■ SHORT EXERCISE
Copy out every line of the data exactly.

Entries with figure data
-- -- --

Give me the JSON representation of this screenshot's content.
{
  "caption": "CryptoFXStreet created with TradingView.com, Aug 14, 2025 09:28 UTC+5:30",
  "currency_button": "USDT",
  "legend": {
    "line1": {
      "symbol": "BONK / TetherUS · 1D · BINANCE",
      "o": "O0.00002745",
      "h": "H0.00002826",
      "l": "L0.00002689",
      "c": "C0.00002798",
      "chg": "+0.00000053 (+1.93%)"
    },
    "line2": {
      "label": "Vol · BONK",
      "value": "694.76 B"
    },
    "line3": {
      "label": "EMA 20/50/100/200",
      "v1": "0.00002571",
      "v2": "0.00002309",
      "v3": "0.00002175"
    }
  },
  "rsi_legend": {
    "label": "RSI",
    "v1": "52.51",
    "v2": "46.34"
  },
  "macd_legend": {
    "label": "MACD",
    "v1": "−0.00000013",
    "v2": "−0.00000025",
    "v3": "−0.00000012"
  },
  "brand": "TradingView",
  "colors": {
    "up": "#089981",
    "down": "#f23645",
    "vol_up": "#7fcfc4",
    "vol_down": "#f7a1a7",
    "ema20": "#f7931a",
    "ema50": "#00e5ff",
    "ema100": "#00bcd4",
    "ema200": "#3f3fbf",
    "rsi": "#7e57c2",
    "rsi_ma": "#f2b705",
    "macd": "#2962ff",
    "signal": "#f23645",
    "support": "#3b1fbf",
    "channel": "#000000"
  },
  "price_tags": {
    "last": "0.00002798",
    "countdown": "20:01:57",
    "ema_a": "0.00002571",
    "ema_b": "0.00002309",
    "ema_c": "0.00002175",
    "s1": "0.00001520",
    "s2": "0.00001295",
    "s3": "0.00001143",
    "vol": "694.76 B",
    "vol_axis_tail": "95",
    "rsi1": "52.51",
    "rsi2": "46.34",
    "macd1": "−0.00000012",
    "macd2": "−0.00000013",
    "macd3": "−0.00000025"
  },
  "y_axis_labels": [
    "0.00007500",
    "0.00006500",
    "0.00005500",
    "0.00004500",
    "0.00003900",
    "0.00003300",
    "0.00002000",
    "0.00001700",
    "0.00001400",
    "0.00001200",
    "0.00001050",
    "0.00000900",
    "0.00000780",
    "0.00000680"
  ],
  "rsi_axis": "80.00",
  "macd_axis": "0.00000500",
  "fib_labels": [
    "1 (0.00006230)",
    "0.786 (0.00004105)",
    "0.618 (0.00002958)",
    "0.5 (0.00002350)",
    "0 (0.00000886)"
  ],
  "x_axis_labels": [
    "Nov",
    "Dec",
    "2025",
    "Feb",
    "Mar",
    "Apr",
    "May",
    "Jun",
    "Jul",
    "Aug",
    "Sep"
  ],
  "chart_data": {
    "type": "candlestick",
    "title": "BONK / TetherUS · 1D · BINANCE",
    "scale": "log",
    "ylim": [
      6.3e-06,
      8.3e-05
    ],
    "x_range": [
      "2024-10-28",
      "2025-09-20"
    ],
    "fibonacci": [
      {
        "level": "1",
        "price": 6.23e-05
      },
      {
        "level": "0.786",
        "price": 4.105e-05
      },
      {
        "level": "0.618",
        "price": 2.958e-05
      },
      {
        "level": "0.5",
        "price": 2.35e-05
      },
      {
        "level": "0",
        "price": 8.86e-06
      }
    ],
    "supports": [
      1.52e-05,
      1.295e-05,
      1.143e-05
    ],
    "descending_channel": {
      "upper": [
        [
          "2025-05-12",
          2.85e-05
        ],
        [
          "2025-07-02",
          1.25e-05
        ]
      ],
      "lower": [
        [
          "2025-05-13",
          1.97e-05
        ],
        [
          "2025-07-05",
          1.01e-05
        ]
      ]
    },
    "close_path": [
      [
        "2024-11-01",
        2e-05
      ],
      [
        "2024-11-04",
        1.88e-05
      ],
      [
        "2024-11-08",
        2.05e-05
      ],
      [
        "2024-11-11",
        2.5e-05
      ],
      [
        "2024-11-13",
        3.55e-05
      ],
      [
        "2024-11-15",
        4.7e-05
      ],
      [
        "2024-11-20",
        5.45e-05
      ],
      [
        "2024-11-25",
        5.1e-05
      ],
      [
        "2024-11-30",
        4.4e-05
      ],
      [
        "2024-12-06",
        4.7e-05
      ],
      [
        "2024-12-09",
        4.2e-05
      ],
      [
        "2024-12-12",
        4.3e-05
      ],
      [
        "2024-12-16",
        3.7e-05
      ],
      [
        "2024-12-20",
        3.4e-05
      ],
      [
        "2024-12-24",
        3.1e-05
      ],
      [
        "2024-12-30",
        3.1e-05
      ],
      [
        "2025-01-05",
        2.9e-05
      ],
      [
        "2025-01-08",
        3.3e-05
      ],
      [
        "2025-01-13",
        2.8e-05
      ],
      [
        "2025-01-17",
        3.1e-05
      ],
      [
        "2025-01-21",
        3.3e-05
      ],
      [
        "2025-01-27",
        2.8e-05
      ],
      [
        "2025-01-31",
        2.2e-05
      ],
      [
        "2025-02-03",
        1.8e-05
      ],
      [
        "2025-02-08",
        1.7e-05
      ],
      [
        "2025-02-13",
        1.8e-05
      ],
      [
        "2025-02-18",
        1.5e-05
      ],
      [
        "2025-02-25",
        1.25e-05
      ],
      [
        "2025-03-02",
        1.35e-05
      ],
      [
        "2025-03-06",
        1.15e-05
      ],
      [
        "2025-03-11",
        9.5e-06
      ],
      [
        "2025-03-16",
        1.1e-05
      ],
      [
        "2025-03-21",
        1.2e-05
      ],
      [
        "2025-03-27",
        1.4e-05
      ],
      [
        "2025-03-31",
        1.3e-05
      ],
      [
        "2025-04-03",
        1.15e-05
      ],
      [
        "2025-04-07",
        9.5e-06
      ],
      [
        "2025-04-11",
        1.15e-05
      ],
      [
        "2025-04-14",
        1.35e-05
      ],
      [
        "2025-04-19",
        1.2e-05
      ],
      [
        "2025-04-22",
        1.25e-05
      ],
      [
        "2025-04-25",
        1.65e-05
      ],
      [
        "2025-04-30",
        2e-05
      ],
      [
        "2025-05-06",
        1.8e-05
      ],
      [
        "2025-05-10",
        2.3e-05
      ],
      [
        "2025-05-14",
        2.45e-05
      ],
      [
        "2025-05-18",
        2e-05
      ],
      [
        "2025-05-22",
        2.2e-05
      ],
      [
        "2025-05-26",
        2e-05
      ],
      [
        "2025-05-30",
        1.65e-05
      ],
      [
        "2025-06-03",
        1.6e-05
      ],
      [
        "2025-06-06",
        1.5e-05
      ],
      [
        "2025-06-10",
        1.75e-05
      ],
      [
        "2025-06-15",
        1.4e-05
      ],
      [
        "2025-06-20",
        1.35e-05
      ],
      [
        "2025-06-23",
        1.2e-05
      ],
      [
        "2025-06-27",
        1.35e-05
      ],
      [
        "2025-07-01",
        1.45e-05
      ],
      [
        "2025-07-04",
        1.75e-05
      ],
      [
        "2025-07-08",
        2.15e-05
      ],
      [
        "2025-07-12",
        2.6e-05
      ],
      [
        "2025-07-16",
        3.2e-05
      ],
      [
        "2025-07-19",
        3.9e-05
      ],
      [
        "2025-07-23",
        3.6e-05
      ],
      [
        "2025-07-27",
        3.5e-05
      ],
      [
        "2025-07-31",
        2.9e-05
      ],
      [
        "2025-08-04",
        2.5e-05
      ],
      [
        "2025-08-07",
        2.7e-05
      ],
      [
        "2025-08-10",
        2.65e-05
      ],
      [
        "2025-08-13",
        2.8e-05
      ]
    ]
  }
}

-- -- --

■ FULL SOLUTION
Give me the JSON representation of this screenshot's content.
{
  "caption": "CryptoFXStreet created with TradingView.com, Aug 14, 2025 09:28 UTC+5:30",
  "currency_button": "USDT",
  "legend": {
    "line1": {
      "symbol": "BONK / TetherUS · 1D · BINANCE",
      "o": "O0.00002745",
      "h": "H0.00002826",
      "l": "L0.00002689",
      "c": "C0.00002798",
      "chg": "+0.00000053 (+1.93%)"
    },
    "line2": {
      "label": "Vol · BONK",
      "value": "694.76 B"
    },
    "line3": {
      "label": "EMA 20/50/100/200",
      "v1": "0.00002571",
      "v2": "0.00002309",
      "v3": "0.00002175"
    }
  },
  "rsi_legend": {
    "label": "RSI",
    "v1": "52.51",
    "v2": "46.34"
  },
  "macd_legend": {
    "label": "MACD",
    "v1": "−0.00000013",
    "v2": "−0.00000025",
    "v3": "−0.00000012"
  },
  "brand": "TradingView",
  "colors": {
    "up": "#089981",
    "down": "#f23645",
    "vol_up": "#7fcfc4",
    "vol_down": "#f7a1a7",
    "ema20": "#f7931a",
    "ema50": "#00e5ff",
    "ema100": "#00bcd4",
    "ema200": "#3f3fbf",
    "rsi": "#7e57c2",
    "rsi_ma": "#f2b705",
    "macd": "#2962ff",
    "signal": "#f23645",
    "support": "#3b1fbf",
    "channel": "#000000"
  },
  "price_tags": {
    "last": "0.00002798",
    "countdown": "20:01:57",
    "ema_a": "0.00002571",
    "ema_b": "0.00002309",
    "ema_c": "0.00002175",
    "s1": "0.00001520",
    "s2": "0.00001295",
    "s3": "0.00001143",
    "vol": "694.76 B",
    "vol_axis_tail": "95",
    "rsi1": "52.51",
    "rsi2": "46.34",
    "macd1": "−0.00000012",
    "macd2": "−0.00000013",
    "macd3": "−0.00000025"
  },
  "y_axis_labels": [
    "0.00007500",
    "0.00006500",
    "0.00005500",
    "0.00004500",
    "0.00003900",
    "0.00003300",
    "0.00002000",
    "0.00001700",
    "0.00001400",
    "0.00001200",
    "0.00001050",
    "0.00000900",
    "0.00000780",
    "0.00000680"
  ],
  "rsi_axis": "80.00",
  "macd_axis": "0.00000500",
  "fib_labels": [
    "1 (0.00006230)",
    "0.786 (0.00004105)",
    "0.618 (0.00002958)",
    "0.5 (0.00002350)",
    "0 (0.00000886)"
  ],
  "x_axis_labels": [
    "Nov",
    "Dec",
    "2025",
    "Feb",
    "Mar",
    "Apr",
    "May",
    "Jun",
    "Jul",
    "Aug",
    "Sep"
  ],
  "chart_data": {
    "type": "candlestick",
    "title": "BONK / TetherUS · 1D · BINANCE",
    "scale": "log",
    "ylim": [
      6.3e-06,
      8.3e-05
    ],
    "x_range": [
      "2024-10-28",
      "2025-09-20"
    ],
    "fibonacci": [
      {
        "level": "1",
        "price": 6.23e-05
      },
      {
        "level": "0.786",
        "price": 4.105e-05
      },
      {
        "level": "0.618",
        "price": 2.958e-05
      },
      {
        "level": "0.5",
        "price": 2.35e-05
      },
      {
        "level": "0",
        "price": 8.86e-06
      }
    ],
    "supports": [
      1.52e-05,
      1.295e-05,
      1.143e-05
    ],
    "descending_channel": {
      "upper": [
        [
          "2025-05-12",
          2.85e-05
        ],
        [
          "2025-07-02",
          1.25e-05
        ]
      ],
      "lower": [
        [
          "2025-05-13",
          1.97e-05
        ],
        [
          "2025-07-05",
          1.01e-05
        ]
      ]
    },
    "close_path": [
      [
        "2024-11-01",
        2e-05
      ],
      [
        "2024-11-04",
        1.88e-05
      ],
      [
        "2024-11-08",
        2.05e-05
      ],
      [
        "2024-11-11",
        2.5e-05
      ],
      [
        "2024-11-13",
        3.55e-05
      ],
      [
        "2024-11-15",
        4.7e-05
      ],
      [
        "2024-11-20",
        5.45e-05
      ],
      [
        "2024-11-25",
        5.1e-05
      ],
      [
        "2024-11-30",
        4.4e-05
      ],
      [
        "2024-12-06",
        4.7e-05
      ],
      [
        "2024-12-09",
        4.2e-05
      ],
      [
        "2024-12-12",
        4.3e-05
      ],
      [
        "2024-12-16",
        3.7e-05
      ],
      [
        "2024-12-20",
        3.4e-05
      ],
      [
        "2024-12-24",
        3.1e-05
      ],
      [
        "2024-12-30",
        3.1e-05
      ],
      [
        "2025-01-05",
        2.9e-05
      ],
      [
        "2025-01-08",
        3.3e-05
      ],
      [
        "2025-01-13",
        2.8e-05
      ],
      [
        "2025-01-17",
        3.1e-05
      ],
      [
        "2025-01-21",
        3.3e-05
      ],
      [
        "2025-01-27",
        2.8e-05
      ],
      [
        "2025-01-31",
        2.2e-05
      ],
      [
        "2025-02-03",
        1.8e-05
      ],
      [
        "2025-02-08",
        1.7e-05
      ],
      [
        "2025-02-13",
        1.8e-05
      ],
      [
        "2025-02-18",
        1.5e-05
      ],
      [
        "2025-02-25",
        1.25e-05
      ],
      [
        "2025-03-02",
        1.35e-05
      ],
      [
        "2025-03-06",
        1.15e-05
      ],
      [
        "2025-03-11",
        9.5e-06
      ],
      [
        "2025-03-16",
        1.1e-05
      ],
      [
        "2025-03-21",
        1.2e-05
      ],
      [
        "2025-03-27",
        1.4e-05
      ],
      [
        "2025-03-31",
        1.3e-05
      ],
      [
        "2025-04-03",
        1.15e-05
      ],
      [
        "2025-04-07",
        9.5e-06
      ],
      [
        "2025-04-11",
        1.15e-05
      ],
      [
        "2025-04-14",
        1.35e-05
      ],
      [
        "2025-04-19",
        1.2e-05
      ],
      [
        "2025-04-22",
        1.25e-05
      ],
      [
        "2025-04-25",
        1.65e-05
      ],
      [
        "2025-04-30",
        2e-05
      ],
      [
        "2025-05-06",
        1.8e-05
      ],
      [
        "2025-05-10",
        2.3e-05
      ],
      [
        "2025-05-14",
        2.45e-05
      ],
      [
        "2025-05-18",
        2e-05
      ],
      [
        "2025-05-22",
        2.2e-05
      ],
      [
        "2025-05-26",
        2e-05
      ],
      [
        "2025-05-30",
        1.65e-05
      ],
      [
        "2025-06-03",
        1.6e-05
      ],
      [
        "2025-06-06",
        1.5e-05
      ],
      [
        "2025-06-10",
        1.75e-05
      ],
      [
        "2025-06-15",
        1.4e-05
      ],
      [
        "2025-06-20",
        1.35e-05
      ],
      [
        "2025-06-23",
        1.2e-05
      ],
      [
        "2025-06-27",
        1.35e-05
      ],
      [
        "2025-07-01",
        1.45e-05
      ],
      [
        "2025-07-04",
        1.75e-05
      ],
      [
        "2025-07-08",
        2.15e-05
      ],
      [
        "2025-07-12",
        2.6e-05
      ],
      [
        "2025-07-16",
        3.2e-05
      ],
      [
        "2025-07-19",
        3.9e-05
      ],
      [
        "2025-07-23",
        3.6e-05
      ],
      [
        "2025-07-27",
        3.5e-05
      ],
      [
        "2025-07-31",
        2.9e-05
      ],
      [
        "2025-08-04",
        2.5e-05
      ],
      [
        "2025-08-07",
        2.7e-05
      ],
      [
        "2025-08-10",
        2.65e-05
      ],
      [
        "2025-08-13",
        2.8e-05
      ]
    ]
  }
}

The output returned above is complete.